# EXTRACTED MATERIAL
********

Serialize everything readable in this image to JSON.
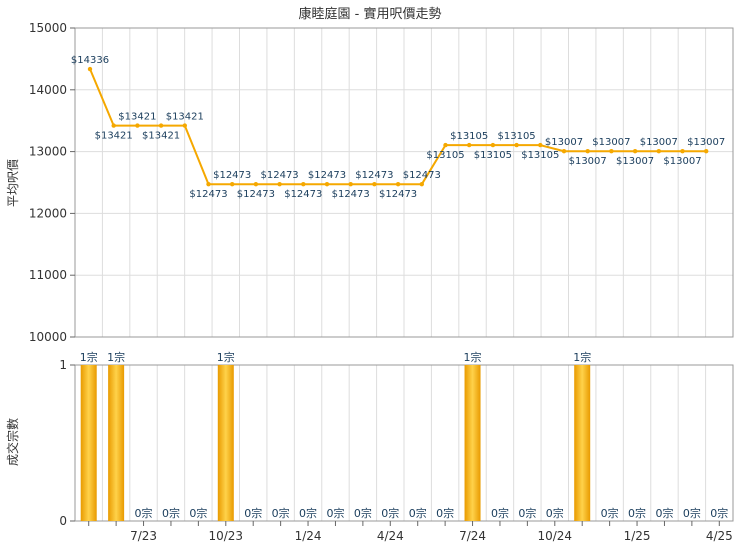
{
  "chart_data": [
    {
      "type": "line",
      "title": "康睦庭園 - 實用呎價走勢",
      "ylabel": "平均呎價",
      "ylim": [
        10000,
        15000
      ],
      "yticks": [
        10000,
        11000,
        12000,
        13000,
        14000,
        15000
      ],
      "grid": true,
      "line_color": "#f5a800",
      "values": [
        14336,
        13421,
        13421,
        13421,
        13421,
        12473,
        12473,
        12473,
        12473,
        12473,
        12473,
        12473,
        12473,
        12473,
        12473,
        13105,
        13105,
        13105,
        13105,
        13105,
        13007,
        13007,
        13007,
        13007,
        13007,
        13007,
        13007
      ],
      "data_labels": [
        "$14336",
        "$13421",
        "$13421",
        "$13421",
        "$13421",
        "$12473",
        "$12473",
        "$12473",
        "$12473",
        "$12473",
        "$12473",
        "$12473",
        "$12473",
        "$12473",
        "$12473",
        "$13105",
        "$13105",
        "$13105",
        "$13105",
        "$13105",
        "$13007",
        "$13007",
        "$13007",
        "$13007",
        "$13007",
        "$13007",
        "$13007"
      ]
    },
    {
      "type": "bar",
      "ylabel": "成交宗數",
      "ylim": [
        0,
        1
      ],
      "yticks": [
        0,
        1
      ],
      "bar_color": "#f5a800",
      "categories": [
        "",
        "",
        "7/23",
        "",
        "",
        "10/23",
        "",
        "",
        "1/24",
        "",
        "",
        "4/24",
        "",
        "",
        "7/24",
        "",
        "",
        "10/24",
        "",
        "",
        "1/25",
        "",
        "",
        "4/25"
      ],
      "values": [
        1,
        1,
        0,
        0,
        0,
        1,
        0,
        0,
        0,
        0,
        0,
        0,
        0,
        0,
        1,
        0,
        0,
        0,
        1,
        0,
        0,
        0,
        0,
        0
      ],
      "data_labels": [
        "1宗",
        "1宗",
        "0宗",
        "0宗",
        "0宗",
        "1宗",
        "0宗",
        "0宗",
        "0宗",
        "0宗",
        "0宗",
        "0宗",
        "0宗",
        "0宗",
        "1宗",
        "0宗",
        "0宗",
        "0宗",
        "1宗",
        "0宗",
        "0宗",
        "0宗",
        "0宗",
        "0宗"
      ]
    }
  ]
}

********

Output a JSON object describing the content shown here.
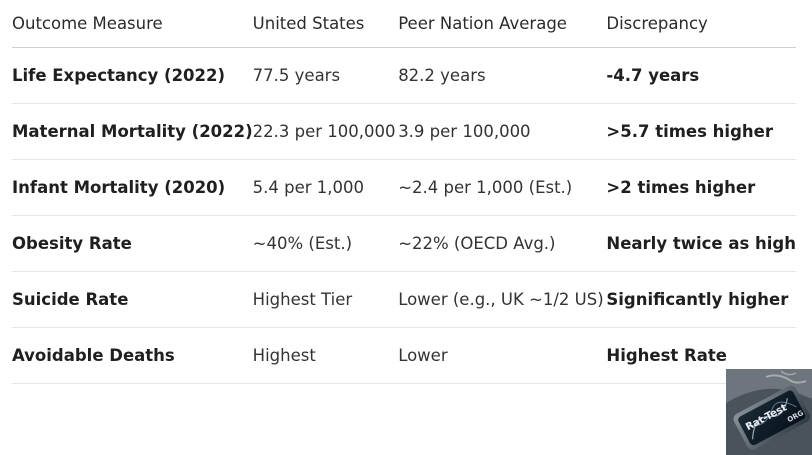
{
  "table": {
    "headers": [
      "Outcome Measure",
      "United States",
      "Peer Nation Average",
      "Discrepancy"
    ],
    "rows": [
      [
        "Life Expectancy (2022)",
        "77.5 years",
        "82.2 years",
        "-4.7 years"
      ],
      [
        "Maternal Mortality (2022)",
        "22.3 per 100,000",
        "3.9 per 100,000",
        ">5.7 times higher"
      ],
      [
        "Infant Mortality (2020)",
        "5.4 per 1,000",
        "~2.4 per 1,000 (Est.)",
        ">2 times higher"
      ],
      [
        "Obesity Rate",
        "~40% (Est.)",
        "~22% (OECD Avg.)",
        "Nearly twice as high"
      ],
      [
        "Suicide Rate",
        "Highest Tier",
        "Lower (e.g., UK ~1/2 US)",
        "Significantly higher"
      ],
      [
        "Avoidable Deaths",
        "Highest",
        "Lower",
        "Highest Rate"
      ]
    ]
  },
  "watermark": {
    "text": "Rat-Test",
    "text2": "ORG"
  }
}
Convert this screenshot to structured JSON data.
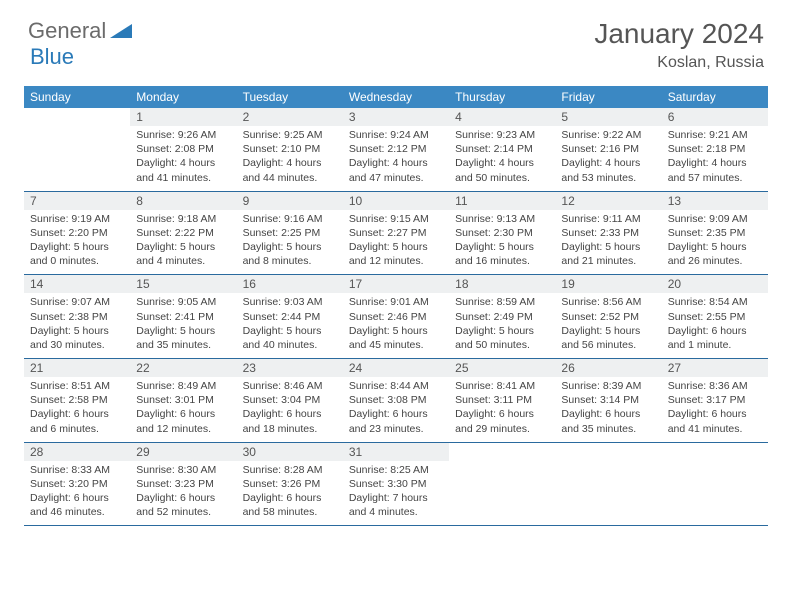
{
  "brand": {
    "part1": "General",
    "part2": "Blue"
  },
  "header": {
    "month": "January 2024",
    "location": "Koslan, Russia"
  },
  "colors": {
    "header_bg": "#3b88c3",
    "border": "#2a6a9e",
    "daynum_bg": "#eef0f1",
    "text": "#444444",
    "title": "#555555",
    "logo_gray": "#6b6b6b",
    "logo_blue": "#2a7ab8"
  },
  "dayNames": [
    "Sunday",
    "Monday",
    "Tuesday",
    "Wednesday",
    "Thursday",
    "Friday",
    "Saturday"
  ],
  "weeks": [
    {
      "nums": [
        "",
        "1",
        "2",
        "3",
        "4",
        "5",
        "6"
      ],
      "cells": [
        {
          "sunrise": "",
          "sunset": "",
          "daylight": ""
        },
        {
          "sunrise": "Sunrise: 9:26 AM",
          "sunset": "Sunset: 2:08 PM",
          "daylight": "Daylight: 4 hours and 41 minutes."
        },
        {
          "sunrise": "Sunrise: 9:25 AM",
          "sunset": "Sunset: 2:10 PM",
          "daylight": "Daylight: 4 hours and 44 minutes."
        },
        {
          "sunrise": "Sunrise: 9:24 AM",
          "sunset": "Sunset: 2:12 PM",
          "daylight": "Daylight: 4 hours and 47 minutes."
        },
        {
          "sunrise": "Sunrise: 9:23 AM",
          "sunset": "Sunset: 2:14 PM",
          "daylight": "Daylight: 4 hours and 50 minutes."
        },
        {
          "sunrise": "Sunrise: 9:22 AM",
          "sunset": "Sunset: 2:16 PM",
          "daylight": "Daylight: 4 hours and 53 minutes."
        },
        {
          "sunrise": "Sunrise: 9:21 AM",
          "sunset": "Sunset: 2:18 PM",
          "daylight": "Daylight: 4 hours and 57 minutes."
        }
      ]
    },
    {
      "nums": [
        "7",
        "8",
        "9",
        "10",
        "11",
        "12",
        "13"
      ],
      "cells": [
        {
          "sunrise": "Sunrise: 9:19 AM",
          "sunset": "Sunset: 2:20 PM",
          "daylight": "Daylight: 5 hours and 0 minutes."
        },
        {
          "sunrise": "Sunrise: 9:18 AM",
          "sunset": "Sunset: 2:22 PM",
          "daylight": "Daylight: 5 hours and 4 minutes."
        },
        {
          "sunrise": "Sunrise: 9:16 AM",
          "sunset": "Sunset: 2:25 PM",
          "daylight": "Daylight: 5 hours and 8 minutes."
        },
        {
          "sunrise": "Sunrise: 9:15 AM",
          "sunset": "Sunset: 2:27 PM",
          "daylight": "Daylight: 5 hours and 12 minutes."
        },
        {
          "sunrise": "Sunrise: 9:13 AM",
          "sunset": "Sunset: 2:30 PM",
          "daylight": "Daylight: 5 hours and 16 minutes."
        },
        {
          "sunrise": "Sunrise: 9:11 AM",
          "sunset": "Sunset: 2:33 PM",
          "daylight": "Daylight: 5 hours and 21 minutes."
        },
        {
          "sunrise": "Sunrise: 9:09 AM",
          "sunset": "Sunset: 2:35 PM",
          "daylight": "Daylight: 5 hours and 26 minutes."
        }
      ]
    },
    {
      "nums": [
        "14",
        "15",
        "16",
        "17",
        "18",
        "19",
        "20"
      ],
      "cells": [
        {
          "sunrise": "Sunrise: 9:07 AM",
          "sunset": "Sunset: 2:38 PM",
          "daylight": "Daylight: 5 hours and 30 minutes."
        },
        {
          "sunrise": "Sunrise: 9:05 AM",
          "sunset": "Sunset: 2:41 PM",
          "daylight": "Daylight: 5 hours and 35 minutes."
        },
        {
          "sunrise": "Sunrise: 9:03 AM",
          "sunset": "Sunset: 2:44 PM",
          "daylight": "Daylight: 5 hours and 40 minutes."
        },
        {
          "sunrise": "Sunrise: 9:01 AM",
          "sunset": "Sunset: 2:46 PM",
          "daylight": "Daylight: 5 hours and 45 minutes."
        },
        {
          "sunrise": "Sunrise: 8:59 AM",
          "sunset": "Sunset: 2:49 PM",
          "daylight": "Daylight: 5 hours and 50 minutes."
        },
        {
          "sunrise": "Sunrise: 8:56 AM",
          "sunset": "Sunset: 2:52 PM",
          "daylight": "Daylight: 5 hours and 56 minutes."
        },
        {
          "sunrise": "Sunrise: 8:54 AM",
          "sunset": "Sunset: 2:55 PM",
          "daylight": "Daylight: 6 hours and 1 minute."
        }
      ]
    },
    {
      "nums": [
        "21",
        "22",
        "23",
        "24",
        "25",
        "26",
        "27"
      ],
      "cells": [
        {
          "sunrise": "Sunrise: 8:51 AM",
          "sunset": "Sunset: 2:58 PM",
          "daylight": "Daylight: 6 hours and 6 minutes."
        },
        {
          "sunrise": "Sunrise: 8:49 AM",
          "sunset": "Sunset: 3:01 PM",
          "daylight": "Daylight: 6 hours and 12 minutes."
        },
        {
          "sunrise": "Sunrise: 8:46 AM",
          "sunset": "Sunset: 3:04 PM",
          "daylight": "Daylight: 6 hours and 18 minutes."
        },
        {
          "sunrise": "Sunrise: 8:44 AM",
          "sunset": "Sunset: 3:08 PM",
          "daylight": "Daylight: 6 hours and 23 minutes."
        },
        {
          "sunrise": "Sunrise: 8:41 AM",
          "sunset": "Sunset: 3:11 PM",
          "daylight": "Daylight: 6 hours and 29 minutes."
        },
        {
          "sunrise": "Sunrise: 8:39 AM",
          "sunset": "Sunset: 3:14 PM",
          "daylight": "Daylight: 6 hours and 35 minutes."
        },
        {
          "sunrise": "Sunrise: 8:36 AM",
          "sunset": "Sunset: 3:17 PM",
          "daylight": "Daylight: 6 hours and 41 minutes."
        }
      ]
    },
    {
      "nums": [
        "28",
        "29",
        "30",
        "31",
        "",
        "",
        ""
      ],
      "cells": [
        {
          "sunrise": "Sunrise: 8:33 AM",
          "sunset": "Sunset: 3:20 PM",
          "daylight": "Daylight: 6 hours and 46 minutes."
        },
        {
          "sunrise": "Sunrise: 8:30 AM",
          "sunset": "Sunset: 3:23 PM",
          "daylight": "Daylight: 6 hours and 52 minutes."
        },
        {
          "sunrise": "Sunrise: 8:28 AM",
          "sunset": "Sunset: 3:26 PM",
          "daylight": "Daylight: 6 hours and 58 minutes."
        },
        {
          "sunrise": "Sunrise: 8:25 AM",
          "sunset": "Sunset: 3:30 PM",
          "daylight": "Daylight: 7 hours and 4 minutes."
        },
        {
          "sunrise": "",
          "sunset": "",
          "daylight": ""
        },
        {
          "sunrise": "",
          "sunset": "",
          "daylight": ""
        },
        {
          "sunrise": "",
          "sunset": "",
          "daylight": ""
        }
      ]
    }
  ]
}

********

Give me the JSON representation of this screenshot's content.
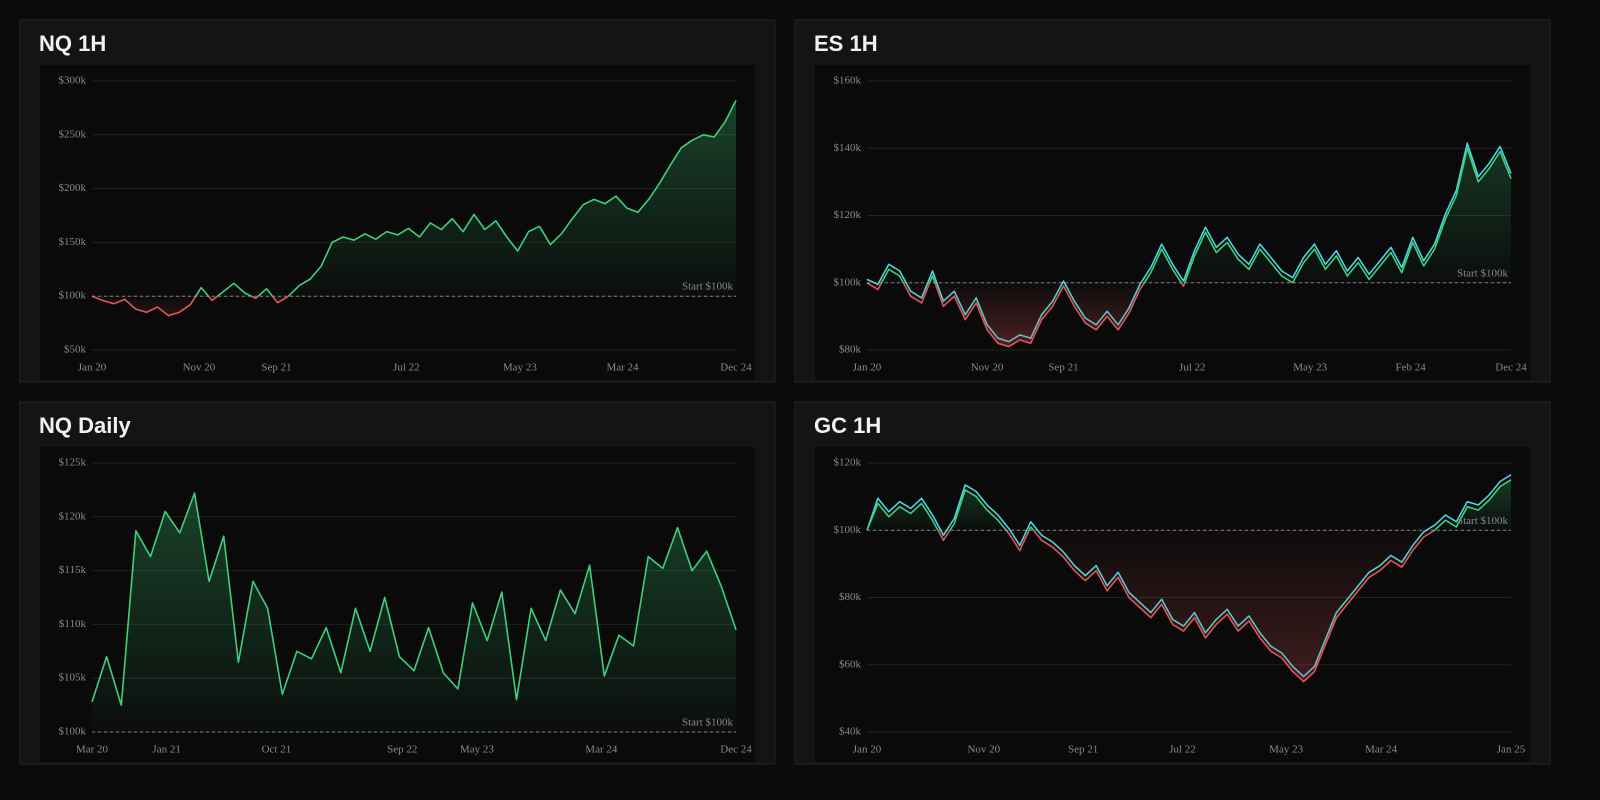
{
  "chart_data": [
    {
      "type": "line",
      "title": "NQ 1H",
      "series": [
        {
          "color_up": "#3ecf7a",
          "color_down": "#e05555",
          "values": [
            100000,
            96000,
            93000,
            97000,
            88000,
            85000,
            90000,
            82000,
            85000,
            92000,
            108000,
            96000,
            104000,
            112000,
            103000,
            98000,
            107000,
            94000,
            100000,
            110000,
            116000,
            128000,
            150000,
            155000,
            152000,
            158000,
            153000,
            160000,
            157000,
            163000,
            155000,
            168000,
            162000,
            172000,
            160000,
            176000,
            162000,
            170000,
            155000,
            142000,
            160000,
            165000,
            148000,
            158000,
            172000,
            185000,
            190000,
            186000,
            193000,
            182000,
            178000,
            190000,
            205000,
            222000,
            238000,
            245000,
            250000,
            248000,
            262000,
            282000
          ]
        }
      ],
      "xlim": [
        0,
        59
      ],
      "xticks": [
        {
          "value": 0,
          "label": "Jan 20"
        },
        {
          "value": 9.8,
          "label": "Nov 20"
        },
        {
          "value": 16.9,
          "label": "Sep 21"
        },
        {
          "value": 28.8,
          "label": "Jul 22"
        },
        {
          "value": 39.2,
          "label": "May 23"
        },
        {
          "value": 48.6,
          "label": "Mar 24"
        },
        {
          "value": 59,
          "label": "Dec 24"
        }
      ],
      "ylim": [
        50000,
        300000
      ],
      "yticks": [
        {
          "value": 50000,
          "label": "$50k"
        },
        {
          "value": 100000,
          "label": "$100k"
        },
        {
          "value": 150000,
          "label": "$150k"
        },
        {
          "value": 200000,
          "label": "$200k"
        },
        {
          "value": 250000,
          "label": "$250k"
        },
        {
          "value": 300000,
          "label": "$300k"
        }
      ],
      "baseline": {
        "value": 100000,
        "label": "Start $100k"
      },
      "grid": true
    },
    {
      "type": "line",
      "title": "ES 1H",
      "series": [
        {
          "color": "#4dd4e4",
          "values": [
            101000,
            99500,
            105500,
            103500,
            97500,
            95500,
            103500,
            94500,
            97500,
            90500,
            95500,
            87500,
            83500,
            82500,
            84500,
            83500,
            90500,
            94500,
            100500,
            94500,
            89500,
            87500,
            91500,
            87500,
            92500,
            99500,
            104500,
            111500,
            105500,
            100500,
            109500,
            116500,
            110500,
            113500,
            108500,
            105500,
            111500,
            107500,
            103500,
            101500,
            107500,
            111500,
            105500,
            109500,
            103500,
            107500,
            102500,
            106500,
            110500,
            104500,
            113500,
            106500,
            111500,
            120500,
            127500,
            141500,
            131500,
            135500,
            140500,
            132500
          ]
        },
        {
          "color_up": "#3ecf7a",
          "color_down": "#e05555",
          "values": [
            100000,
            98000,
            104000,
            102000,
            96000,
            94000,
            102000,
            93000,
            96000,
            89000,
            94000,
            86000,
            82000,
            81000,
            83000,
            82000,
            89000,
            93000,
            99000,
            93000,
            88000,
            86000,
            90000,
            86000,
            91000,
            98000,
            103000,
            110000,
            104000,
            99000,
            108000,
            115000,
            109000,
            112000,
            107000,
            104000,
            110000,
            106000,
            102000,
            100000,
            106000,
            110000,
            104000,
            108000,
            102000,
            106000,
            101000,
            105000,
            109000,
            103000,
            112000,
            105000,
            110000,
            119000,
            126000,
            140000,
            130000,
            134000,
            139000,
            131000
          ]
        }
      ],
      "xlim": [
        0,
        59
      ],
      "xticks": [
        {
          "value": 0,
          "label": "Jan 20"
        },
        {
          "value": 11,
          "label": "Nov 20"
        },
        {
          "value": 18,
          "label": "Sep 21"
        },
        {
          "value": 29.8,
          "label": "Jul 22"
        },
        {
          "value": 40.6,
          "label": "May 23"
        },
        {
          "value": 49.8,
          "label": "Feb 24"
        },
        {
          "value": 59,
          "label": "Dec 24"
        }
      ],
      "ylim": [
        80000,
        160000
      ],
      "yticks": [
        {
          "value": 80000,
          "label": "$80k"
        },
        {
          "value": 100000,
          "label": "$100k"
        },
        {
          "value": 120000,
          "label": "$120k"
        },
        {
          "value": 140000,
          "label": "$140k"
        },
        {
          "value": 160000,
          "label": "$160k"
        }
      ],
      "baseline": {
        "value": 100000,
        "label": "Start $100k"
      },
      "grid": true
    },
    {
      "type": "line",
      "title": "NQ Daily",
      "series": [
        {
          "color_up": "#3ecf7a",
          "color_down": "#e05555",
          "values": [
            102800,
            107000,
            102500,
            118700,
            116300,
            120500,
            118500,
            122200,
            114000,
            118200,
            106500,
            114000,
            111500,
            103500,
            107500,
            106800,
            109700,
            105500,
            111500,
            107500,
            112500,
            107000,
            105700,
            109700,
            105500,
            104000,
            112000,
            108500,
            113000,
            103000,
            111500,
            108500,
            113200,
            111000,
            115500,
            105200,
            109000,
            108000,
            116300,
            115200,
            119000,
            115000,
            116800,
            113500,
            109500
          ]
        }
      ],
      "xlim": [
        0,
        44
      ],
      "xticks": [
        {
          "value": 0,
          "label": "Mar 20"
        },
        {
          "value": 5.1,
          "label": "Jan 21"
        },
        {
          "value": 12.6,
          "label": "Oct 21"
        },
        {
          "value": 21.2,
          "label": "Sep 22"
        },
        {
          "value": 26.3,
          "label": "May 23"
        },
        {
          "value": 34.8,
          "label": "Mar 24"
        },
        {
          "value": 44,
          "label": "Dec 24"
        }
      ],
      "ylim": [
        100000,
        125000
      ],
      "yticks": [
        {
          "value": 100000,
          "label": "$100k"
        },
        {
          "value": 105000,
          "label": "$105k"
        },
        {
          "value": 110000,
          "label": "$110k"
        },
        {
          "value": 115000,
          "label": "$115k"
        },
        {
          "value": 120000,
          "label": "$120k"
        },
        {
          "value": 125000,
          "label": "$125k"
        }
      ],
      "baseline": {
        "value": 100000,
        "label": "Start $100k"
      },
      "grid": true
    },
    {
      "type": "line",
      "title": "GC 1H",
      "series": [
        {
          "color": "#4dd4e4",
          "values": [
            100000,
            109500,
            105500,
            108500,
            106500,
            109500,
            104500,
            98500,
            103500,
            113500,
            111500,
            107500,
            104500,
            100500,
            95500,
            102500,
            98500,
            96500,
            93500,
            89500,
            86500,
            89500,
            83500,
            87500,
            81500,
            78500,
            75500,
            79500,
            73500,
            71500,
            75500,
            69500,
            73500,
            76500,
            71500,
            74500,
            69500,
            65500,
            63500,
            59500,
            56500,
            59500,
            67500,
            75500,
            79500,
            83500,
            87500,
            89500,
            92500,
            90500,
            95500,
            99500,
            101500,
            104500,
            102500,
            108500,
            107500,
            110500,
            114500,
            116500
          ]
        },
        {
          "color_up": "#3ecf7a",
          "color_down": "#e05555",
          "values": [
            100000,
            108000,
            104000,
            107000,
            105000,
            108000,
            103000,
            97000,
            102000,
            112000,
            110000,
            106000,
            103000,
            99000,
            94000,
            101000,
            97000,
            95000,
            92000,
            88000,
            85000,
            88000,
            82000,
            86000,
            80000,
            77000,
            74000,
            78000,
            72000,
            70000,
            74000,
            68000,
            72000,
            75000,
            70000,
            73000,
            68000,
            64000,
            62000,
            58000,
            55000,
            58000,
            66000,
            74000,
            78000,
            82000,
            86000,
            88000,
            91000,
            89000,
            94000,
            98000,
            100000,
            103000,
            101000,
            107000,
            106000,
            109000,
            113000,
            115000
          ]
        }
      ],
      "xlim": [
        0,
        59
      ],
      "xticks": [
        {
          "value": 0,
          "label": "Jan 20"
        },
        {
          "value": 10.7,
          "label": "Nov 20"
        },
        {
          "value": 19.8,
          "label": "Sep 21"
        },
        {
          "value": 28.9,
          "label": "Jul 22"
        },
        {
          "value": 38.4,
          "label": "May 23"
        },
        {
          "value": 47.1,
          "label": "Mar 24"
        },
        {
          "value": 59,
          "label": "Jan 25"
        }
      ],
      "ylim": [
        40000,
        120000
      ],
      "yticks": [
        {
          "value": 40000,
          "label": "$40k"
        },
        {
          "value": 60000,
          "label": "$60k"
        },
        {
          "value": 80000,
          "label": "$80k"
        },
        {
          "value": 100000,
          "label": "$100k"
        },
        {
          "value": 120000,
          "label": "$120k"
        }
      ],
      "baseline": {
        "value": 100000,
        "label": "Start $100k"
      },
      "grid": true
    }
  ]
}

********

# AIM
Copy every line that contains the string "Mortality".

# SOLVED PROBLEM
        "Maternal Mortality (2022)",
        "Infant Mortality (2020)",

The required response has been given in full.